### What is expected
Pull every line holding the string "dijo" from the records below.

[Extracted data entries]
_ _ _ _
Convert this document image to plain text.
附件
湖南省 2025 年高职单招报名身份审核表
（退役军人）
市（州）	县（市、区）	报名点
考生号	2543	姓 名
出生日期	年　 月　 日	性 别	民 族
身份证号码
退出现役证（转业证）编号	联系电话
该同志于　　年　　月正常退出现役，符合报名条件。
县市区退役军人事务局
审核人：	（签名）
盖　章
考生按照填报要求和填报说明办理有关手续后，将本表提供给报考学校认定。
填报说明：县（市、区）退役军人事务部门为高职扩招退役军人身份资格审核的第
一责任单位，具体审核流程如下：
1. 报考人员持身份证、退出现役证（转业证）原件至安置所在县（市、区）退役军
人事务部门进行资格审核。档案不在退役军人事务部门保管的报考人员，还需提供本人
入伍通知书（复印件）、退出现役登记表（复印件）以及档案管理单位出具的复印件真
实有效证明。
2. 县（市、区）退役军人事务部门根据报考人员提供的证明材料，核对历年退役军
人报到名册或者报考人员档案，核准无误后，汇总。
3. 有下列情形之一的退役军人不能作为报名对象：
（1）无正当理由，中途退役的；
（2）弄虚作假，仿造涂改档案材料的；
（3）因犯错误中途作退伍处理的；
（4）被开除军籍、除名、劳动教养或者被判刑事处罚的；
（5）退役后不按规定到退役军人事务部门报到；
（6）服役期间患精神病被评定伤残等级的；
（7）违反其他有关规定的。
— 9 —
_ _ _ _
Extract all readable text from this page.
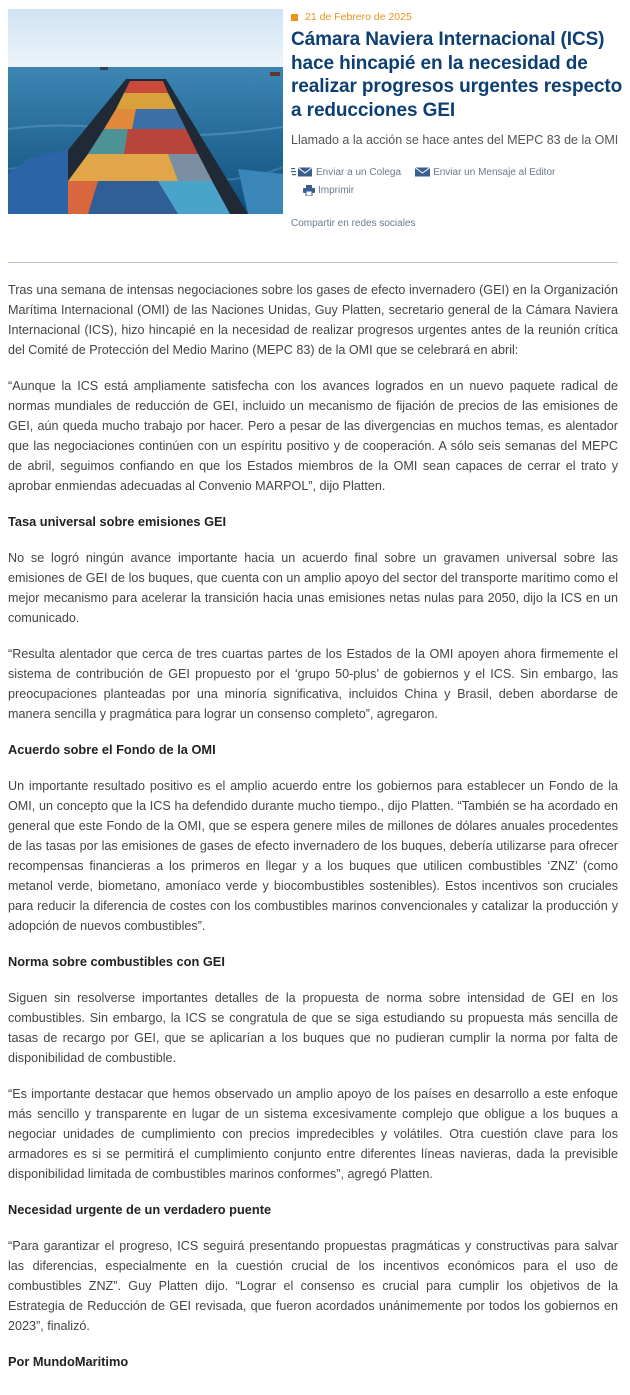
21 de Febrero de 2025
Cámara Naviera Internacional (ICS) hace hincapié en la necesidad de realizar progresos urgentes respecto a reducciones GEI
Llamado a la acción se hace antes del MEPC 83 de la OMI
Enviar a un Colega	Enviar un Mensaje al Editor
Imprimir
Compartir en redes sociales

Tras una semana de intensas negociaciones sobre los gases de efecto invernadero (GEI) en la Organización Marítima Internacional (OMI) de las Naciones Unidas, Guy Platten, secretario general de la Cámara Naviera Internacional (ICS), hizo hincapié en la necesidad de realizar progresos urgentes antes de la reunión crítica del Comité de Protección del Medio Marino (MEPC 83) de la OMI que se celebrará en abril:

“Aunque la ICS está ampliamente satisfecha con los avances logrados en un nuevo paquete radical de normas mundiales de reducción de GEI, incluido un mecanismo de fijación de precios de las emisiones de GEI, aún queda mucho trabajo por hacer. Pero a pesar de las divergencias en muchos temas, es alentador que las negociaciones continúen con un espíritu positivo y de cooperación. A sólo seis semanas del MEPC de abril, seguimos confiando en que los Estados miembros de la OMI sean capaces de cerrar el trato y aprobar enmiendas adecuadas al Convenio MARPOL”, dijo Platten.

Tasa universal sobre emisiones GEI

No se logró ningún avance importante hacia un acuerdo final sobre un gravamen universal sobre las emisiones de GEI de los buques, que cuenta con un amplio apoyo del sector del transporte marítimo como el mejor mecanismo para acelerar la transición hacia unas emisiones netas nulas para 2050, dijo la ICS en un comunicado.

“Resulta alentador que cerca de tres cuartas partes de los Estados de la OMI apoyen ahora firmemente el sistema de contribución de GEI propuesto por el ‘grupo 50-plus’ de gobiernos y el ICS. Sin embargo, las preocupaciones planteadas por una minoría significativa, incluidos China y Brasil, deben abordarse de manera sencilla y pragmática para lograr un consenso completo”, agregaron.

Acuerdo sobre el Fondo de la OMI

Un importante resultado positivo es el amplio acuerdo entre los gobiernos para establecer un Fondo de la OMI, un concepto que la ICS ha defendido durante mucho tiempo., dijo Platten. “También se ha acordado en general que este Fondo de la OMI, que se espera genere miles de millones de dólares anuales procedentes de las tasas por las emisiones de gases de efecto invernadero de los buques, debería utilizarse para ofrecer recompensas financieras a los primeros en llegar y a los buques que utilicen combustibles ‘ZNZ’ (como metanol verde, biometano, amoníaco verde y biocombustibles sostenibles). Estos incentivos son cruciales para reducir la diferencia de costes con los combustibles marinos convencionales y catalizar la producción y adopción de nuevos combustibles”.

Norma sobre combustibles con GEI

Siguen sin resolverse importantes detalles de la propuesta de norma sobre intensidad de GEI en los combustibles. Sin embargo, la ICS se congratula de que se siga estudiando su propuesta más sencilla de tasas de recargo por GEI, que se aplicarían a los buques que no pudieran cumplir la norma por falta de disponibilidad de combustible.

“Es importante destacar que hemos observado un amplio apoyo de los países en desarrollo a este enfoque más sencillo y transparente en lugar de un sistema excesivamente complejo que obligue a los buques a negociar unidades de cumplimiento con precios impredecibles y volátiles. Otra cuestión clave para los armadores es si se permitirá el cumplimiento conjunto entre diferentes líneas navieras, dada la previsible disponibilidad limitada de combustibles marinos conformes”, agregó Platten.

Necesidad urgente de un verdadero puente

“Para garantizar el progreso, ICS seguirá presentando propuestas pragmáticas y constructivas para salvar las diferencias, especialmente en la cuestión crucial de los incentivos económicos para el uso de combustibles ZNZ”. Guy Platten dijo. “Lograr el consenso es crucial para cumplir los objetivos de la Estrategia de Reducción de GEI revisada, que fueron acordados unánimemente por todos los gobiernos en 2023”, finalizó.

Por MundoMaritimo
_ _ _ _
### Correct response
“Aunque la ICS está ampliamente satisfecha con los avances logrados en un nuevo paquete radical de normas mundiales de reducción de GEI, incluido un mecanismo de fijación de precios de las emisiones de GEI, aún queda mucho trabajo por hacer. Pero a pesar de las divergencias en muchos temas, es alentador que las negociaciones continúen con un espíritu positivo y de cooperación. A sólo seis semanas del MEPC de abril, seguimos confiando en que los Estados miembros de la OMI sean capaces de cerrar el trato y aprobar enmiendas adecuadas al Convenio MARPOL”, dijo Platten.
No se logró ningún avance importante hacia un acuerdo final sobre un gravamen universal sobre las emisiones de GEI de los buques, que cuenta con un amplio apoyo del sector del transporte marítimo como el mejor mecanismo para acelerar la transición hacia unas emisiones netas nulas para 2050, dijo la ICS en un comunicado.
Un importante resultado positivo es el amplio acuerdo entre los gobiernos para establecer un Fondo de la OMI, un concepto que la ICS ha defendido durante mucho tiempo., dijo Platten. “También se ha acordado en general que este Fondo de la OMI, que se espera genere miles de millones de dólares anuales procedentes de las tasas por las emisiones de gases de efecto invernadero de los buques, debería utilizarse para ofrecer recompensas financieras a los primeros en llegar y a los buques que utilicen combustibles ‘ZNZ’ (como metanol verde, biometano, amoníaco verde y biocombustibles sostenibles). Estos incentivos son cruciales para reducir la diferencia de costes con los combustibles marinos convencionales y catalizar la producción y adopción de nuevos combustibles”.
“Para garantizar el progreso, ICS seguirá presentando propuestas pragmáticas y constructivas para salvar las diferencias, especialmente en la cuestión crucial de los incentivos económicos para el uso de combustibles ZNZ”. Guy Platten dijo. “Lograr el consenso es crucial para cumplir los objetivos de la Estrategia de Reducción de GEI revisada, que fueron acordados unánimemente por todos los gobiernos en 2023”, finalizó.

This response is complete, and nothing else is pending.